The line containing "Parse this screenshot: output" marks the start of the required copy, which runs to the final line of the entries; return those lines exactly, without any pictures.
— START OF DATA SHOWN —
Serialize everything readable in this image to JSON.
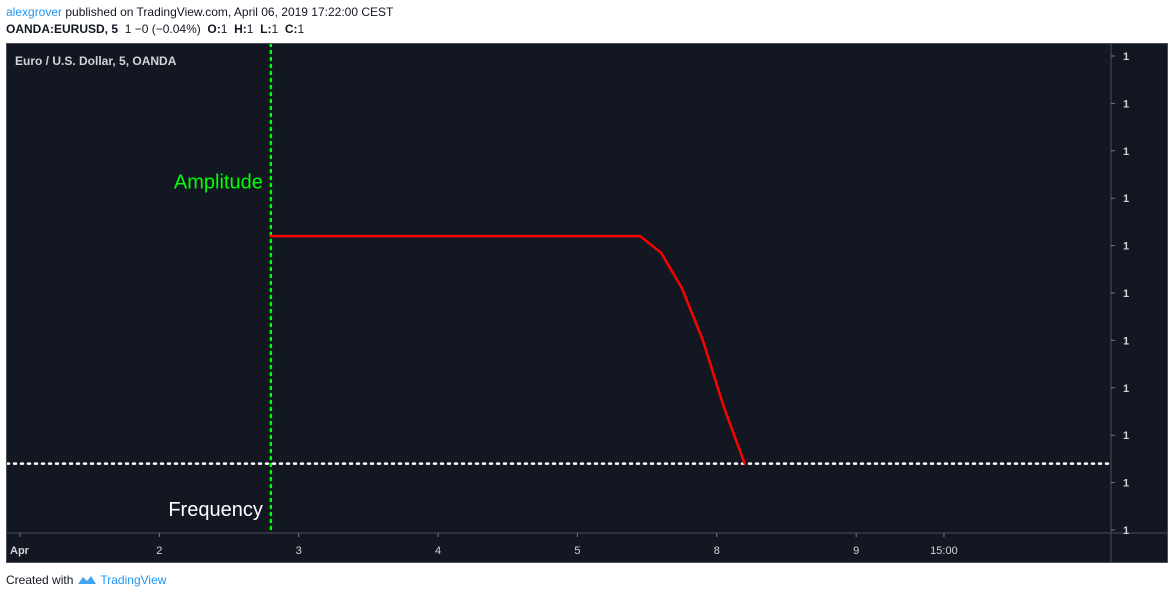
{
  "header": {
    "author": "alexgrover",
    "published_text": " published on TradingView.com, April 06, 2019 17:22:00 CEST"
  },
  "quote": {
    "symbol": "OANDA:EURUSD, 5",
    "change": "1 −0 (−0.04%)",
    "o_label": "O:",
    "o_value": "1",
    "h_label": "H:",
    "h_value": "1",
    "l_label": "L:",
    "l_value": "1",
    "c_label": "C:",
    "c_value": "1"
  },
  "colors": {
    "background": "#131722",
    "line": "#ff0000",
    "amplitude_marker": "#00ff00",
    "frequency_marker": "#ffffff",
    "axis_text": "#d1d4dc",
    "brand": "#2196f3"
  },
  "chart_data": {
    "type": "line",
    "title": "Euro / U.S. Dollar, 5, OANDA",
    "x_ticks": [
      "Apr",
      "2",
      "3",
      "4",
      "5",
      "8",
      "9",
      "15:00"
    ],
    "y_ticks": [
      "1",
      "1",
      "1",
      "1",
      "1",
      "1",
      "1",
      "1",
      "1",
      "1",
      "1"
    ],
    "x_range": [
      0,
      7.8
    ],
    "y_range": [
      0,
      10
    ],
    "series": [
      {
        "color": "#ff0000",
        "x": [
          1.8,
          4.45,
          4.6,
          4.75,
          4.9,
          5.05,
          5.2
        ],
        "y": [
          6.2,
          6.2,
          5.85,
          5.1,
          4.0,
          2.6,
          1.4
        ]
      }
    ],
    "annotations": [
      {
        "text": "Amplitude",
        "color": "#00ff00",
        "x": 1.8,
        "y": 7.2
      },
      {
        "text": "Frequency",
        "color": "#ffffff",
        "x": 1.8,
        "y": 0.3
      }
    ],
    "vertical_marker": {
      "x": 1.8,
      "style": "dotted",
      "color": "#00ff00"
    },
    "horizontal_marker": {
      "y": 1.4,
      "style": "dotted",
      "color": "#ffffff"
    },
    "grid": false
  },
  "footer": {
    "created_with": "Created with",
    "brand": "TradingView"
  }
}
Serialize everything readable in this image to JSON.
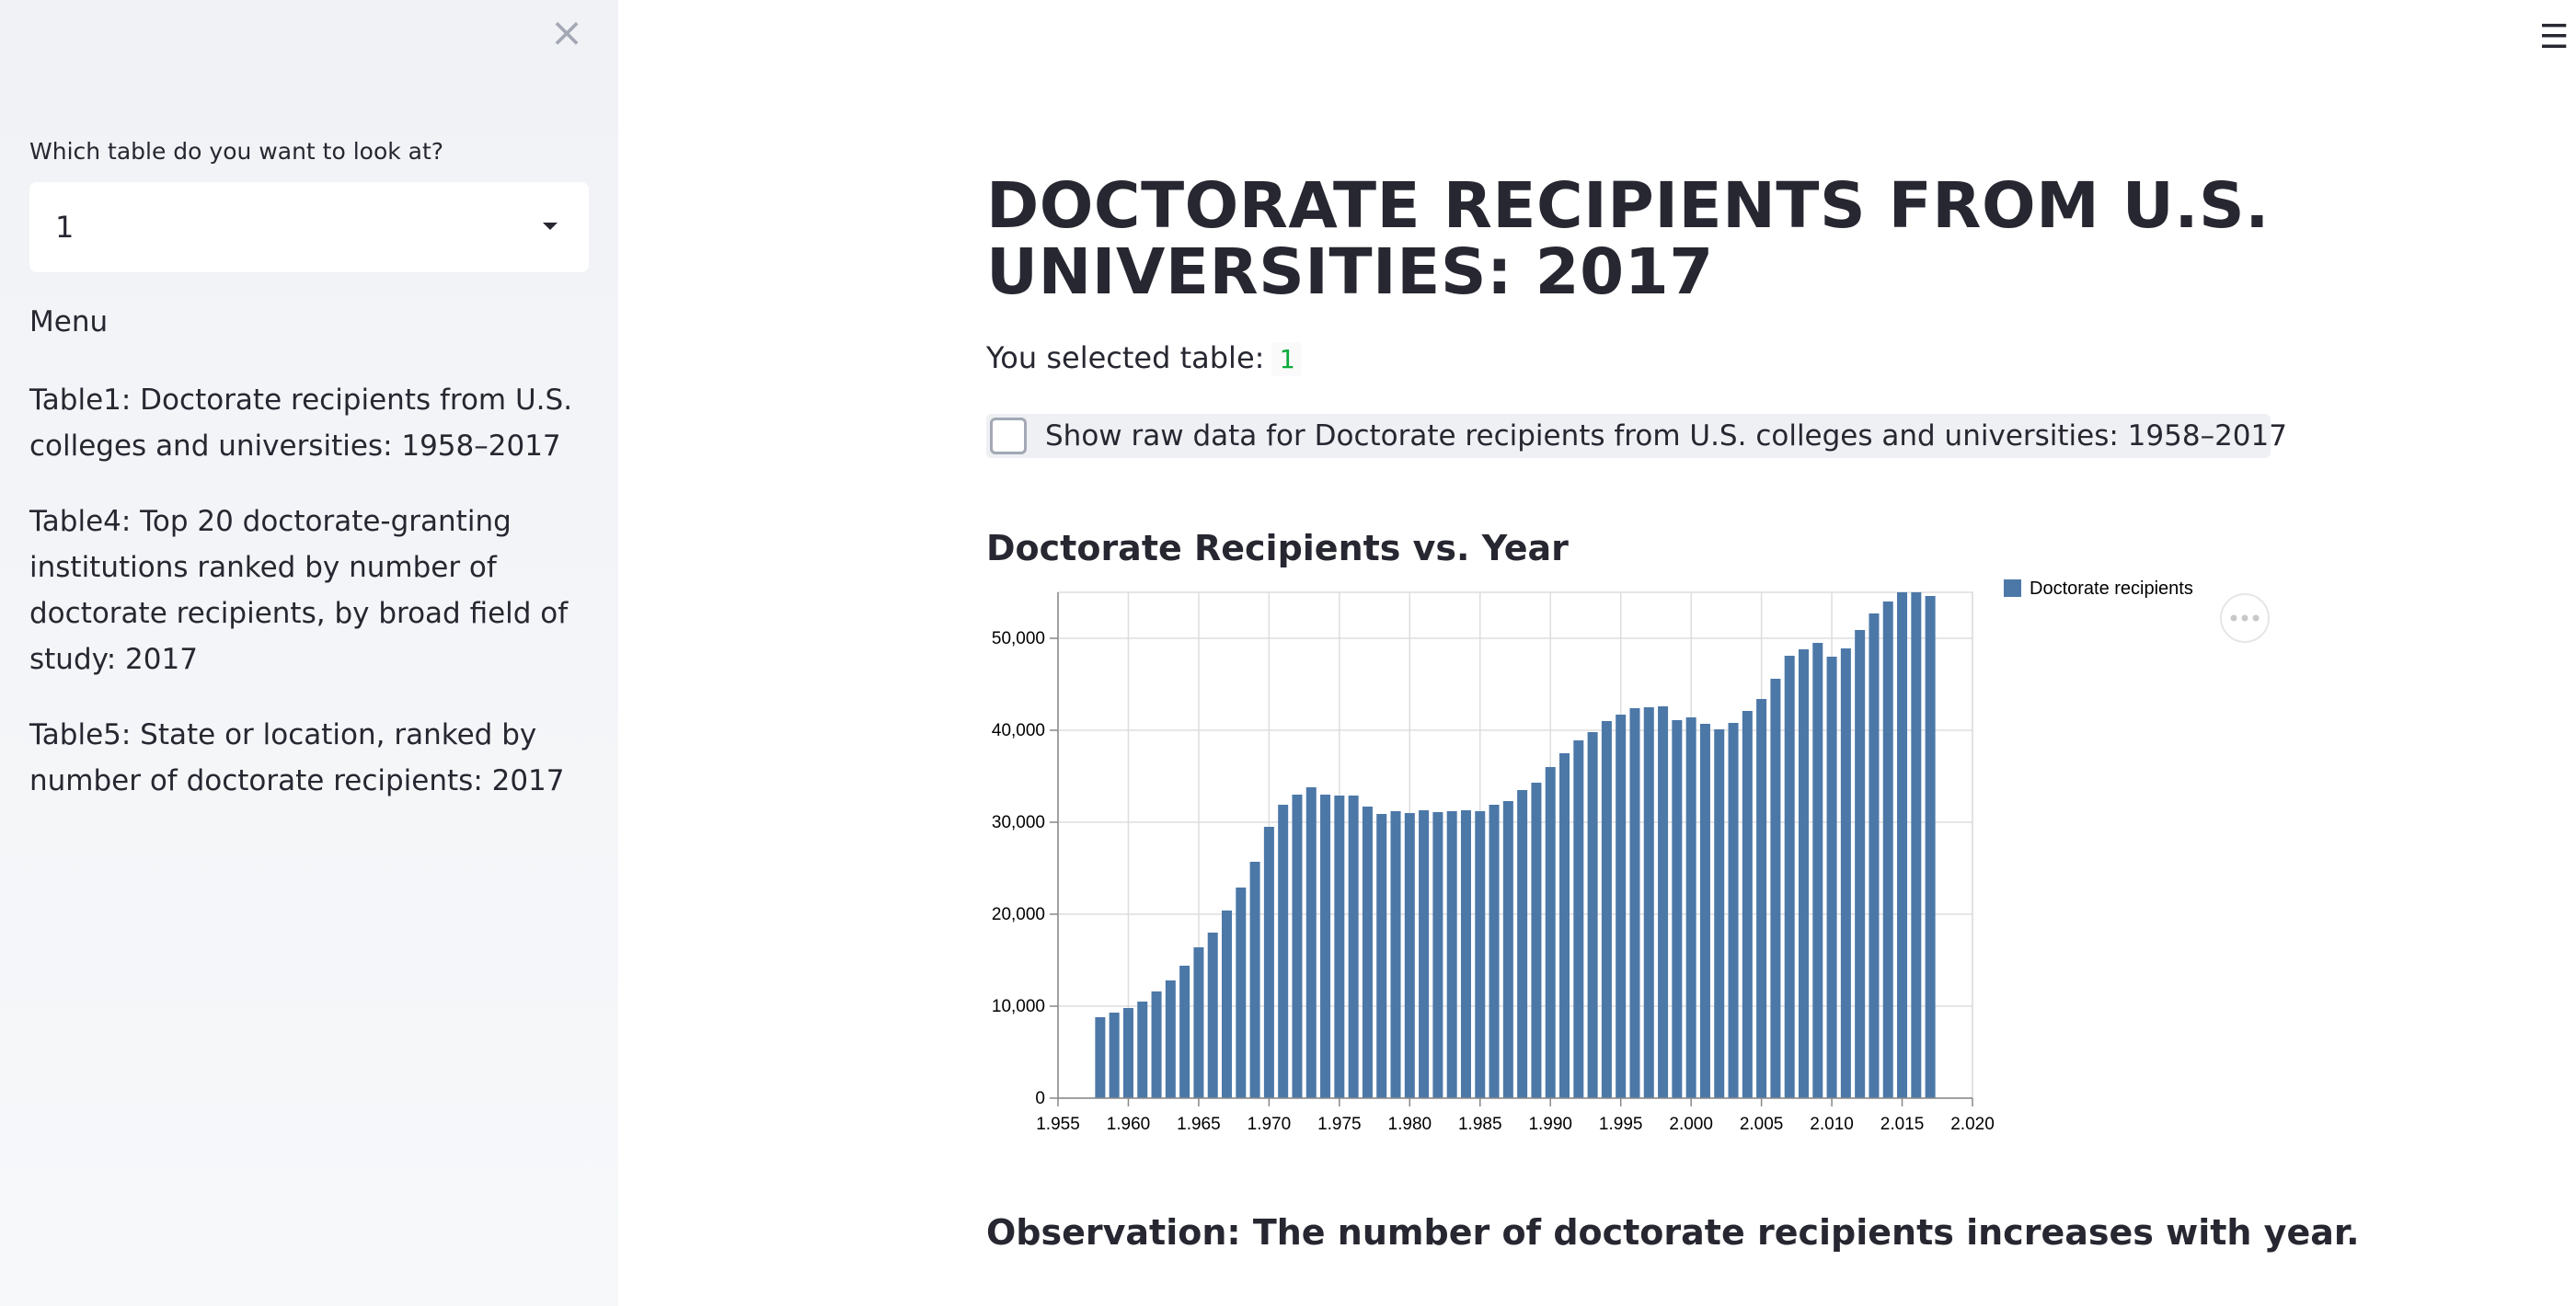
{
  "sidebar": {
    "select_label": "Which table do you want to look at?",
    "select_value": "1",
    "menu_title": "Menu",
    "items": [
      {
        "label": "Table1: Doctorate recipients from U.S. colleges and universities: 1958–2017"
      },
      {
        "label": "Table4: Top 20 doctorate-granting institutions ranked by number of doctorate recipients, by broad field of study: 2017"
      },
      {
        "label": "Table5: State or location, ranked by number of doctorate recipients: 2017"
      }
    ]
  },
  "main": {
    "title": "DOCTORATE RECIPIENTS FROM U.S. UNIVERSITIES: 2017",
    "selected_prefix": "You selected table:",
    "selected_value": "1",
    "checkbox_label": "Show raw data for Doctorate recipients from U.S. colleges and universities: 1958–2017",
    "chart_heading": "Doctorate Recipients vs. Year",
    "observation": "Observation: The number of doctorate recipients increases with year."
  },
  "colors": {
    "bar": "#4c78a8",
    "code_text": "#09ab3b",
    "sidebar_bg": "#f0f2f6",
    "checkbox_row_bg": "#eef0f4"
  },
  "icons": {
    "close": "close-icon",
    "hamburger": "hamburger-menu-icon",
    "caret": "chevron-down-icon",
    "more": "more-horizontal-icon"
  },
  "chart_data": {
    "type": "bar",
    "title": "",
    "xlabel": "",
    "ylabel": "",
    "xlim": [
      1955,
      2020
    ],
    "ylim": [
      0,
      55000
    ],
    "x_ticks": [
      "1,955",
      "1,960",
      "1,965",
      "1,970",
      "1,975",
      "1,980",
      "1,985",
      "1,990",
      "1,995",
      "2,000",
      "2,005",
      "2,010",
      "2,015",
      "2,020"
    ],
    "y_ticks": [
      "0",
      "10,000",
      "20,000",
      "30,000",
      "40,000",
      "50,000"
    ],
    "grid": true,
    "legend_position": "top-right",
    "series": [
      {
        "name": "Doctorate recipients",
        "x": [
          1958,
          1959,
          1960,
          1961,
          1962,
          1963,
          1964,
          1965,
          1966,
          1967,
          1968,
          1969,
          1970,
          1971,
          1972,
          1973,
          1974,
          1975,
          1976,
          1977,
          1978,
          1979,
          1980,
          1981,
          1982,
          1983,
          1984,
          1985,
          1986,
          1987,
          1988,
          1989,
          1990,
          1991,
          1992,
          1993,
          1994,
          1995,
          1996,
          1997,
          1998,
          1999,
          2000,
          2001,
          2002,
          2003,
          2004,
          2005,
          2006,
          2007,
          2008,
          2009,
          2010,
          2011,
          2012,
          2013,
          2014,
          2015,
          2016,
          2017
        ],
        "values": [
          8800,
          9300,
          9800,
          10500,
          11600,
          12800,
          14400,
          16400,
          18000,
          20400,
          22900,
          25700,
          29500,
          31900,
          33000,
          33800,
          33000,
          32900,
          32900,
          31700,
          30900,
          31200,
          31000,
          31300,
          31100,
          31200,
          31300,
          31200,
          31900,
          32300,
          33500,
          34300,
          36000,
          37500,
          38900,
          39800,
          41000,
          41700,
          42400,
          42500,
          42600,
          41100,
          41400,
          40700,
          40100,
          40800,
          42100,
          43400,
          45600,
          48100,
          48800,
          49500,
          48000,
          48900,
          50900,
          52700,
          54000,
          55000,
          55000,
          54600
        ]
      }
    ]
  }
}
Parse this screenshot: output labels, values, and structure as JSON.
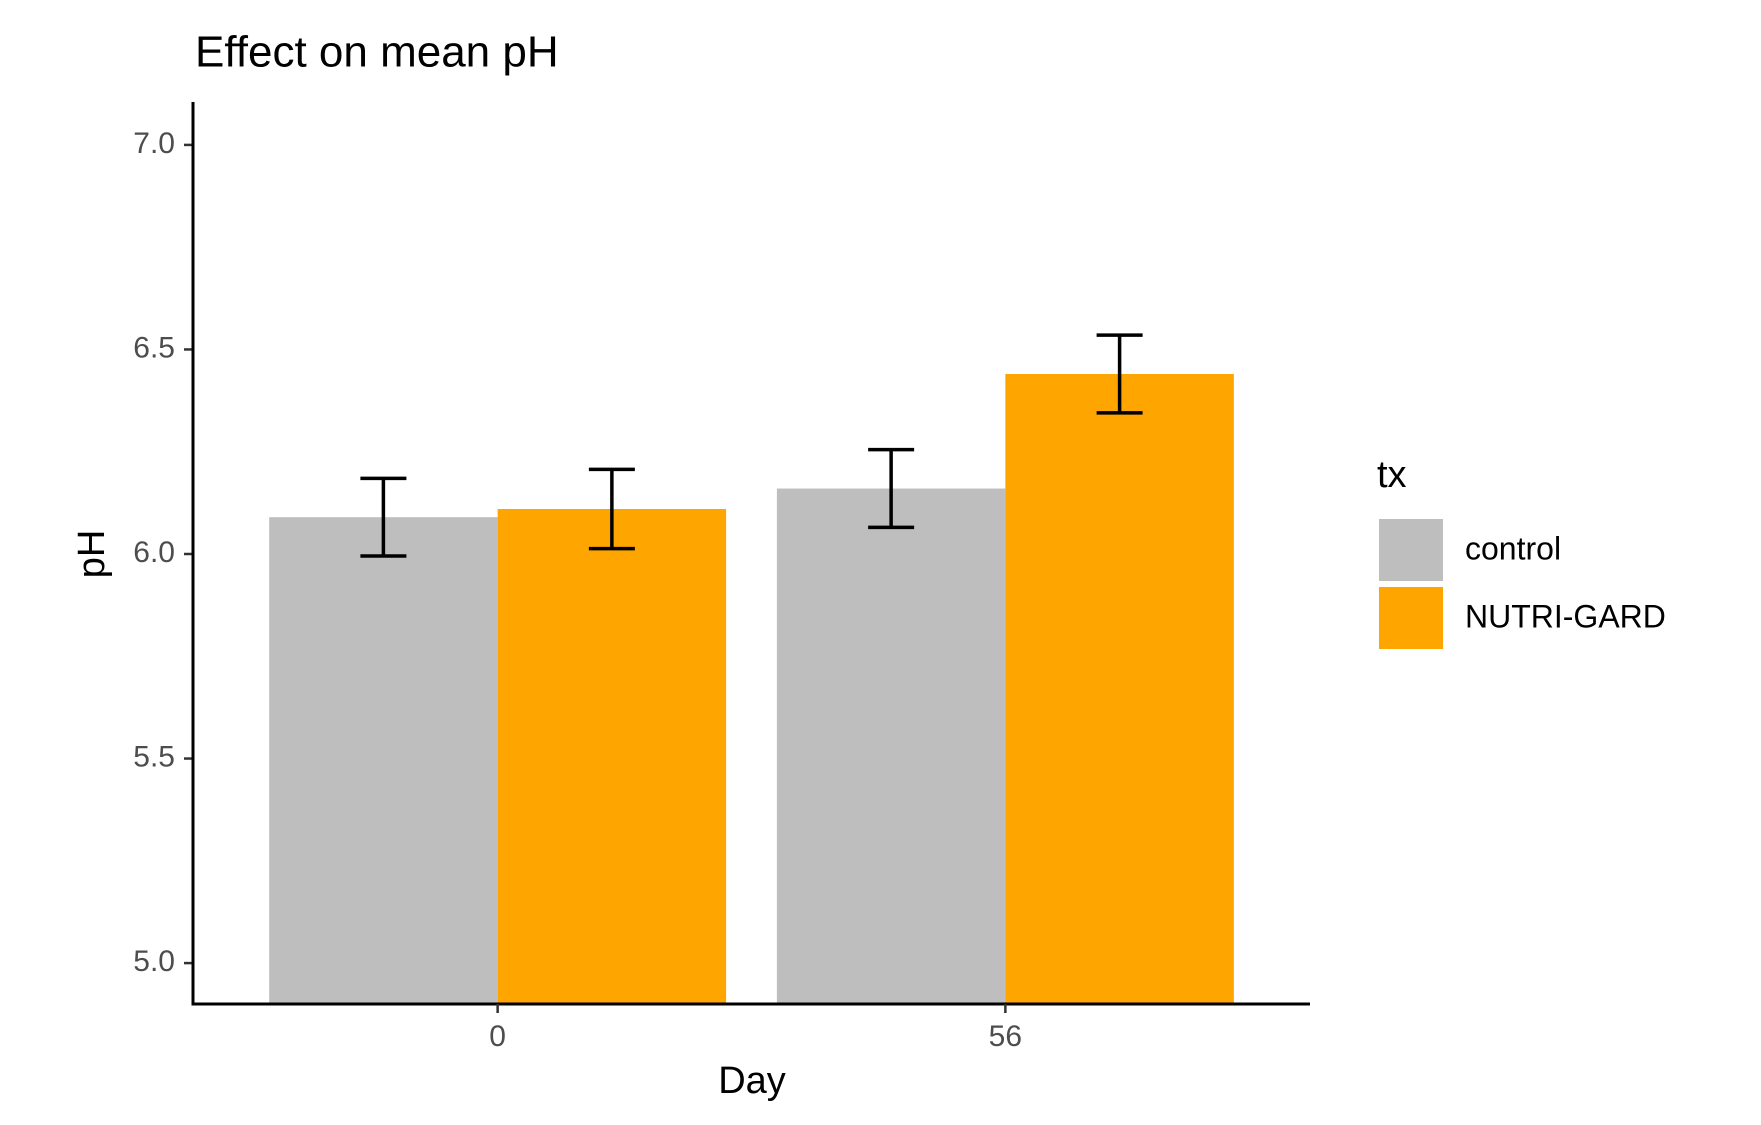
{
  "chart_data": {
    "type": "bar",
    "title": "Effect on mean pH",
    "x_label": "Day",
    "y_label": "pH",
    "categories": [
      "0",
      "56"
    ],
    "series": [
      {
        "name": "control",
        "color": "#bebebe",
        "values": [
          6.09,
          6.16
        ],
        "errors": [
          0.095,
          0.095
        ]
      },
      {
        "name": "NUTRI-GARD",
        "color": "#ffa500",
        "values": [
          6.11,
          6.44
        ],
        "errors": [
          0.097,
          0.095
        ]
      }
    ],
    "ylim": [
      4.9,
      7.1
    ],
    "yticks": [
      {
        "value": 5,
        "label": "5.0"
      },
      5.5,
      {
        "value": 6,
        "label": "6.0"
      },
      6.5,
      {
        "value": 7,
        "label": "7.0"
      }
    ],
    "legend_title": "tx",
    "legend_position": "right",
    "grid": false
  }
}
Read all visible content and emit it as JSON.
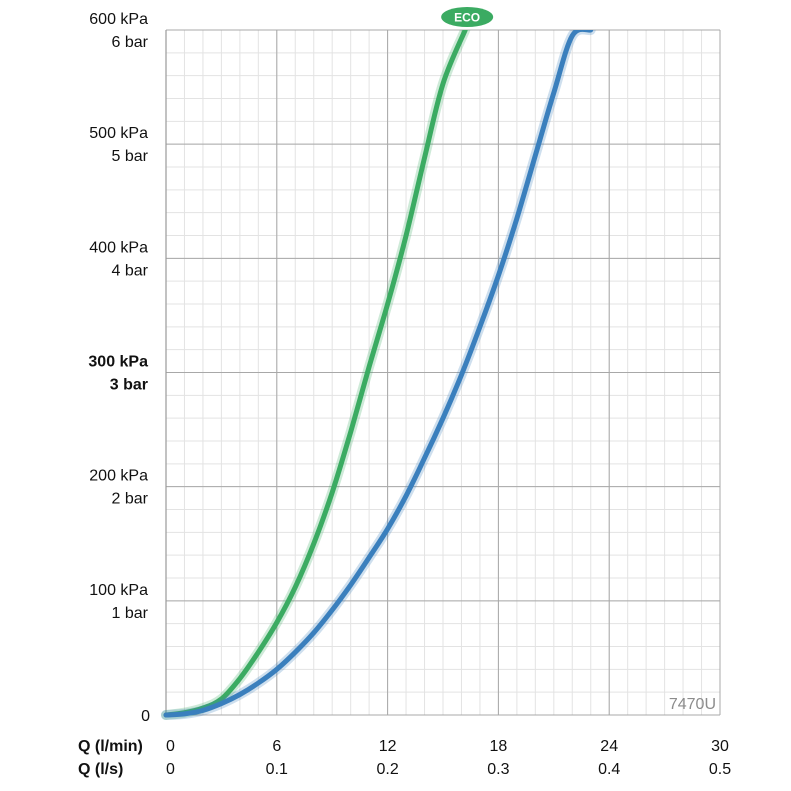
— END OF DATA SHOWN —
▶ RESULT BELOW
Parse this screenshot: output labels, values, and structure as JSON.
{
  "chart_data": {
    "type": "bar",
    "title": "Effect on mean pH",
    "x_label": "Day",
    "y_label": "pH",
    "categories": [
      "0",
      "56"
    ],
    "series": [
      {
        "name": "control",
        "color": "#bebebe",
        "values": [
          6.09,
          6.16
        ],
        "errors": [
          0.095,
          0.095
        ]
      },
      {
        "name": "NUTRI-GARD",
        "color": "#ffa500",
        "values": [
          6.11,
          6.44
        ],
        "errors": [
          0.097,
          0.095
        ]
      }
    ],
    "ylim": [
      4.9,
      7.1
    ],
    "yticks": [
      {
        "value": 5,
        "label": "5.0"
      },
      5.5,
      {
        "value": 6,
        "label": "6.0"
      },
      6.5,
      {
        "value": 7,
        "label": "7.0"
      }
    ],
    "legend_title": "tx",
    "legend_position": "right",
    "grid": false
  }
}
Read all visible content and emit it as JSON.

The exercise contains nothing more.